▶ EXCERPTED DATA
======
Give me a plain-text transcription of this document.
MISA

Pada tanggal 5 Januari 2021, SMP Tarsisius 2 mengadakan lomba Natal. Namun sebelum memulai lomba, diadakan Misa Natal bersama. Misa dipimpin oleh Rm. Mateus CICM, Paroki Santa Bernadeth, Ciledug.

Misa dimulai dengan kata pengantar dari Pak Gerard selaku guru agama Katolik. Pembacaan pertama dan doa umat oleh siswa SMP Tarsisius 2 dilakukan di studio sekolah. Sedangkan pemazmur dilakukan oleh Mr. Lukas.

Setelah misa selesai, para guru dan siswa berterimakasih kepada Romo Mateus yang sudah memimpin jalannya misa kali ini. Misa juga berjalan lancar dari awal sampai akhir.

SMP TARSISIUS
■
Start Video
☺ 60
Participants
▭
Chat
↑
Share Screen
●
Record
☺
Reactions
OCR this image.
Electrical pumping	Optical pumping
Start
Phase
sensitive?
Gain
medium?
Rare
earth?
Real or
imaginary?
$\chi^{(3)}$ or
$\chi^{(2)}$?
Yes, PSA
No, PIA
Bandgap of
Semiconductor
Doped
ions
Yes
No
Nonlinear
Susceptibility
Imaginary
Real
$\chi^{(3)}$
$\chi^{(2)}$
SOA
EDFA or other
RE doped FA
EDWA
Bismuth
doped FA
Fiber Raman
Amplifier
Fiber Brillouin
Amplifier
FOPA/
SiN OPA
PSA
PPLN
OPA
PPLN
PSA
======
▶ PROBLEM REQUIREMENTS
Print the listing above in its entirety, with every line exact.

▶ ANSWER IN FULL
Give me a plain-text transcription of this document.
MISA

Pada tanggal 5 Januari 2021, SMP Tarsisius 2 mengadakan lomba Natal. Namun sebelum memulai lomba, diadakan Misa Natal bersama. Misa dipimpin oleh Rm. Mateus CICM, Paroki Santa Bernadeth, Ciledug.

Misa dimulai dengan kata pengantar dari Pak Gerard selaku guru agama Katolik. Pembacaan pertama dan doa umat oleh siswa SMP Tarsisius 2 dilakukan di studio sekolah. Sedangkan pemazmur dilakukan oleh Mr. Lukas.

Setelah misa selesai, para guru dan siswa berterimakasih kepada Romo Mateus yang sudah memimpin jalannya misa kali ini. Misa juga berjalan lancar dari awal sampai akhir.

SMP TARSISIUS
■
Start Video
☺ 60
Participants
▭
Chat
↑
Share Screen
●
Record
☺
Reactions
OCR this image.
Electrical pumping	Optical pumping
Start
Phase
sensitive?
Gain
medium?
Rare
earth?
Real or
imaginary?
$\chi^{(3)}$ or
$\chi^{(2)}$?
Yes, PSA
No, PIA
Bandgap of
Semiconductor
Doped
ions
Yes
No
Nonlinear
Susceptibility
Imaginary
Real
$\chi^{(3)}$
$\chi^{(2)}$
SOA
EDFA or other
RE doped FA
EDWA
Bismuth
doped FA
Fiber Raman
Amplifier
Fiber Brillouin
Amplifier
FOPA/
SiN OPA
PSA
PPLN
OPA
PPLN
PSA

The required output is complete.